■ Exercise materials:
========

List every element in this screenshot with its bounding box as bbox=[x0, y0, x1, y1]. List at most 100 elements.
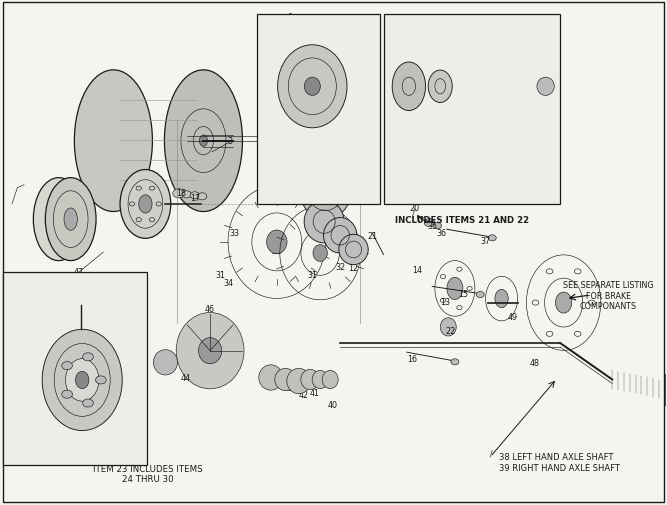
Text: 49: 49 bbox=[507, 313, 518, 322]
Circle shape bbox=[451, 359, 459, 365]
Text: INCLUDES ITEMS 21 AND 22: INCLUDES ITEMS 21 AND 22 bbox=[394, 215, 529, 224]
Ellipse shape bbox=[392, 63, 426, 112]
Circle shape bbox=[424, 219, 435, 227]
Ellipse shape bbox=[169, 305, 251, 397]
Text: 37: 37 bbox=[480, 237, 491, 246]
Ellipse shape bbox=[428, 71, 452, 104]
Text: 41: 41 bbox=[310, 388, 319, 397]
Text: NEEDLE BEARINGS
SHOWN INSIDE
INTERMEDIATE GEAR: NEEDLE BEARINGS SHOWN INSIDE INTERMEDIAT… bbox=[277, 156, 360, 185]
Ellipse shape bbox=[42, 330, 122, 431]
Bar bbox=[3, 273, 147, 465]
Circle shape bbox=[476, 292, 484, 298]
Text: 26: 26 bbox=[69, 320, 80, 329]
Circle shape bbox=[95, 376, 106, 384]
Ellipse shape bbox=[312, 371, 328, 389]
Text: 34: 34 bbox=[223, 278, 233, 287]
Text: 25: 25 bbox=[33, 324, 44, 333]
Text: 8: 8 bbox=[324, 225, 329, 234]
Ellipse shape bbox=[319, 186, 331, 199]
Ellipse shape bbox=[293, 167, 323, 197]
Text: 8: 8 bbox=[397, 88, 401, 94]
Circle shape bbox=[83, 399, 93, 407]
Ellipse shape bbox=[518, 245, 609, 361]
Text: 21: 21 bbox=[367, 232, 378, 241]
Text: 15: 15 bbox=[529, 57, 538, 63]
Ellipse shape bbox=[272, 198, 368, 309]
Text: 29: 29 bbox=[107, 387, 117, 396]
Ellipse shape bbox=[65, 359, 99, 401]
Text: 31: 31 bbox=[215, 271, 225, 280]
Text: 11: 11 bbox=[352, 250, 362, 260]
Ellipse shape bbox=[75, 71, 152, 212]
Text: 26: 26 bbox=[70, 321, 79, 327]
Ellipse shape bbox=[120, 170, 171, 239]
Text: 33: 33 bbox=[230, 229, 239, 238]
Text: 27: 27 bbox=[61, 390, 70, 396]
Text: 48: 48 bbox=[530, 358, 540, 367]
Polygon shape bbox=[205, 303, 215, 313]
Text: 19: 19 bbox=[267, 129, 277, 138]
Text: 12: 12 bbox=[348, 263, 359, 272]
Ellipse shape bbox=[33, 178, 84, 261]
Circle shape bbox=[182, 191, 191, 198]
Polygon shape bbox=[612, 371, 659, 398]
Text: 22: 22 bbox=[445, 326, 456, 335]
Text: 10: 10 bbox=[410, 94, 420, 100]
Text: DETAIL OF THRUST WASHER ASSEMBLY: DETAIL OF THRUST WASHER ASSEMBLY bbox=[401, 195, 543, 201]
Text: 17: 17 bbox=[189, 193, 200, 203]
Ellipse shape bbox=[322, 371, 338, 389]
Text: 14: 14 bbox=[412, 266, 422, 275]
Circle shape bbox=[197, 193, 207, 200]
Ellipse shape bbox=[275, 369, 296, 391]
Polygon shape bbox=[657, 373, 666, 406]
Text: 40: 40 bbox=[327, 400, 337, 410]
Polygon shape bbox=[113, 71, 203, 212]
Ellipse shape bbox=[495, 290, 508, 308]
Text: 12: 12 bbox=[426, 98, 435, 104]
Text: ITEM 23 INCLUDES ITEMS
24 THRU 30: ITEM 23 INCLUDES ITEMS 24 THRU 30 bbox=[93, 464, 203, 483]
Polygon shape bbox=[59, 178, 71, 261]
Text: 46: 46 bbox=[205, 305, 215, 314]
Circle shape bbox=[25, 453, 32, 459]
Ellipse shape bbox=[139, 195, 152, 214]
Text: 27: 27 bbox=[58, 390, 69, 399]
Ellipse shape bbox=[478, 268, 525, 330]
Circle shape bbox=[173, 189, 185, 198]
Text: 28: 28 bbox=[16, 390, 27, 399]
Bar bbox=[257, 15, 380, 205]
Ellipse shape bbox=[427, 251, 483, 327]
Text: NYLON COLLAR: NYLON COLLAR bbox=[473, 20, 534, 29]
Ellipse shape bbox=[153, 350, 177, 375]
Text: 30: 30 bbox=[97, 320, 106, 329]
Ellipse shape bbox=[447, 278, 463, 300]
Ellipse shape bbox=[199, 338, 221, 364]
Text: 5: 5 bbox=[323, 191, 328, 200]
Polygon shape bbox=[160, 121, 377, 323]
Ellipse shape bbox=[313, 245, 327, 262]
Text: 11: 11 bbox=[448, 58, 457, 64]
Ellipse shape bbox=[304, 78, 320, 96]
Text: 13: 13 bbox=[541, 85, 550, 91]
Ellipse shape bbox=[339, 235, 368, 265]
Text: 35: 35 bbox=[427, 222, 438, 231]
Ellipse shape bbox=[537, 78, 554, 96]
Text: 16: 16 bbox=[408, 354, 417, 363]
Text: 36: 36 bbox=[437, 229, 446, 238]
Circle shape bbox=[434, 223, 442, 229]
Ellipse shape bbox=[556, 292, 572, 314]
Text: 3: 3 bbox=[227, 137, 233, 146]
Ellipse shape bbox=[259, 365, 283, 390]
Polygon shape bbox=[349, 131, 499, 318]
Text: 42: 42 bbox=[298, 390, 309, 399]
Text: 4: 4 bbox=[334, 177, 340, 186]
Ellipse shape bbox=[199, 136, 207, 147]
Text: 10: 10 bbox=[337, 235, 346, 244]
Text: SEE SEPARATE LISTING
FOR BRAKE
COMPONANTS: SEE SEPARATE LISTING FOR BRAKE COMPONANT… bbox=[563, 281, 654, 310]
Circle shape bbox=[62, 390, 73, 398]
Ellipse shape bbox=[304, 201, 344, 243]
Ellipse shape bbox=[64, 209, 77, 231]
Ellipse shape bbox=[323, 218, 357, 254]
Text: 43: 43 bbox=[283, 383, 293, 392]
Text: 25: 25 bbox=[34, 325, 43, 331]
Text: 47: 47 bbox=[73, 267, 84, 276]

========

■ Task details: Can you give the records above as a Markdown table with the columns Row and Line, numbering each line and skipping blank lines? Leave the pictures out.

■ Problem solution:
| Row | Line |
|---|---|
| 1 | List every element in this screenshot with its bounding box as bbox=[x0, y0, x1, y1]. List at most 100 elements. |
| 2 | Text: 49: 49 bbox=[507, 313, 518, 322] |
| 3 | Circle shape bbox=[451, 359, 459, 365] |
| 4 | Text: INCLUDES ITEMS 21 AND 22: INCLUDES ITEMS 21 AND 22 bbox=[394, 215, 529, 224] |
| 5 | Ellipse shape bbox=[392, 63, 426, 112] |
| 6 | Circle shape bbox=[424, 219, 435, 227] |
| 7 | Ellipse shape bbox=[169, 305, 251, 397] |
| 8 | Text: 37: 37 bbox=[480, 237, 491, 246] |
| 9 | Ellipse shape bbox=[428, 71, 452, 104] |
| 10 | Text: 41: 41 bbox=[310, 388, 319, 397] |
| 11 | Text: NEEDLE BEARINGS |
| 12 | SHOWN INSIDE |
| 13 | INTERMEDIATE GEAR: NEEDLE BEARINGS SHOWN INSIDE INTERMEDIAT… bbox=[277, 156, 360, 185] |
| 14 | Ellipse shape bbox=[42, 330, 122, 431] |
| 15 | Bar bbox=[3, 273, 147, 465] |
| 16 | Circle shape bbox=[476, 292, 484, 298] |
| 17 | Text: 26: 26 bbox=[69, 320, 80, 329] |
| 18 | Circle shape bbox=[95, 376, 106, 384] |
| 19 | Ellipse shape bbox=[312, 371, 328, 389] |
| 20 | Text: 34: 34 bbox=[223, 278, 233, 287] |
| 21 | Text: 25: 25 bbox=[33, 324, 44, 333] |
| 22 | Text: 8: 8 bbox=[324, 225, 329, 234] |
| 23 | Ellipse shape bbox=[319, 186, 331, 199] |
| 24 | Ellipse shape bbox=[293, 167, 323, 197] |
| 25 | Text: 8: 8 bbox=[397, 88, 401, 94] |
| 26 | Circle shape bbox=[83, 399, 93, 407] |
| 27 | Ellipse shape bbox=[518, 245, 609, 361] |
| 28 | Text: 21: 21 bbox=[367, 232, 378, 241] |
| 29 | Text: 15: 15 bbox=[529, 57, 538, 63] |
| 30 | Ellipse shape bbox=[272, 198, 368, 309] |
| 31 | Text: 29: 29 bbox=[107, 387, 117, 396] |
| 32 | Ellipse shape bbox=[65, 359, 99, 401] |
| 33 | Text: 31: 31 bbox=[215, 271, 225, 280] |
| 34 | Text: 11: 11 bbox=[352, 250, 362, 260] |
| 35 | Ellipse shape bbox=[75, 71, 152, 212] |
| 36 | Text: 26: 26 bbox=[70, 321, 79, 327] |
| 37 | Ellipse shape bbox=[120, 170, 171, 239] |
| 38 | Text: 33: 33 bbox=[230, 229, 239, 238] |
| 39 | Text: 27: 27 bbox=[61, 390, 70, 396] |
| 40 | Text: 48: 48 bbox=[530, 358, 540, 367] |
| 41 | Polygon shape bbox=[205, 303, 215, 313] |
| 42 | Text: 19: 19 bbox=[267, 129, 277, 138] |
| 43 | Text: 12: 12 bbox=[348, 263, 359, 272] |
| 44 | Ellipse shape bbox=[33, 178, 84, 261] |
| 45 | Circle shape bbox=[182, 191, 191, 198] |
| 46 | Polygon shape bbox=[612, 371, 659, 398] |
| 47 | Text: 22: 22 bbox=[445, 326, 456, 335] |
| 48 | Text: 10: 10 bbox=[410, 94, 420, 100] |
| 49 | Text: DETAIL OF THRUST WASHER ASSEMBLY: DETAIL OF THRUST WASHER ASSEMBLY bbox=[401, 195, 543, 201] |
| 50 | Text: 17: 17 bbox=[189, 193, 200, 203] |
| 51 | Ellipse shape bbox=[322, 371, 338, 389] |
| 52 | Text: 14: 14 bbox=[412, 266, 422, 275] |
| 53 | Circle shape bbox=[197, 193, 207, 200] |
| 54 | Ellipse shape bbox=[275, 369, 296, 391] |
| 55 | Polygon shape bbox=[657, 373, 666, 406] |
| 56 | Text: 40: 40 bbox=[327, 400, 337, 410] |
| 57 | Polygon shape bbox=[113, 71, 203, 212] |
| 58 | Ellipse shape bbox=[495, 290, 508, 308] |
| 59 | Text: 12: 12 bbox=[426, 98, 435, 104] |
| 60 | Text: ITEM 23 INCLUDES ITEMS |
| 61 | 24 THRU 30: ITEM 23 INCLUDES ITEMS 24 THRU 30 bbox=[93, 464, 203, 483] |
| 62 | Polygon shape bbox=[59, 178, 71, 261] |
| 63 | Text: 46: 46 bbox=[205, 305, 215, 314] |
| 64 | Circle shape bbox=[25, 453, 32, 459] |
| 65 | Ellipse shape bbox=[139, 195, 152, 214] |
| 66 | Text: 27: 27 bbox=[58, 390, 69, 399] |
| 67 | Ellipse shape bbox=[478, 268, 525, 330] |
| 68 | Circle shape bbox=[173, 189, 185, 198] |
| 69 | Text: 28: 28 bbox=[16, 390, 27, 399] |
| 70 | Bar bbox=[257, 15, 380, 205] |
| 71 | Ellipse shape bbox=[427, 251, 483, 327] |
| 72 | Text: NYLON COLLAR: NYLON COLLAR bbox=[473, 20, 534, 29] |
| 73 | Ellipse shape bbox=[153, 350, 177, 375] |
| 74 | Text: 30: 30 bbox=[97, 320, 106, 329] |
| 75 | Ellipse shape bbox=[447, 278, 463, 300] |
| 76 | Ellipse shape bbox=[199, 338, 221, 364] |
| 77 | Text: 5: 5 bbox=[323, 191, 328, 200] |
| 78 | Polygon shape bbox=[160, 121, 377, 323] |
| 79 | Ellipse shape bbox=[313, 245, 327, 262] |
| 80 | Text: 11: 11 bbox=[448, 58, 457, 64] |
| 81 | Ellipse shape bbox=[304, 78, 320, 96] |
| 82 | Text: 13: 13 bbox=[541, 85, 550, 91] |
| 83 | Ellipse shape bbox=[339, 235, 368, 265] |
| 84 | Text: 35: 35 bbox=[427, 222, 438, 231] |
| 85 | Ellipse shape bbox=[537, 78, 554, 96] |
| 86 | Text: 16: 16 bbox=[408, 354, 417, 363] |
| 87 | Text: 36: 36 bbox=[437, 229, 446, 238] |
| 88 | Circle shape bbox=[434, 223, 442, 229] |
| 89 | Ellipse shape bbox=[556, 292, 572, 314] |
| 90 | Text: 3: 3 bbox=[227, 137, 233, 146] |
| 91 | Ellipse shape bbox=[259, 365, 283, 390] |
| 92 | Polygon shape bbox=[349, 131, 499, 318] |
| 93 | Text: 42: 42 bbox=[298, 390, 309, 399] |
| 94 | Text: 4: 4 bbox=[334, 177, 340, 186] |
| 95 | Ellipse shape bbox=[199, 136, 207, 147] |
| 96 | Text: 10: 10 bbox=[337, 235, 346, 244] |
| 97 | Text: SEE SEPARATE LISTING |
| 98 | FOR BRAKE |
| 99 | COMPONANTS: SEE SEPARATE LISTING FOR BRAKE COMPONANT… bbox=[563, 281, 654, 310] |
| 100 | Circle shape bbox=[62, 390, 73, 398] |
| 101 | Ellipse shape bbox=[304, 201, 344, 243] |
| 102 | Ellipse shape bbox=[64, 209, 77, 231] |
| 103 | Ellipse shape bbox=[323, 218, 357, 254] |
| 104 | Text: 43: 43 bbox=[283, 383, 293, 392] |
| 105 | Text: 25: 25 bbox=[34, 325, 43, 331] |
| 106 | Text: 47: 47 bbox=[73, 267, 84, 276] |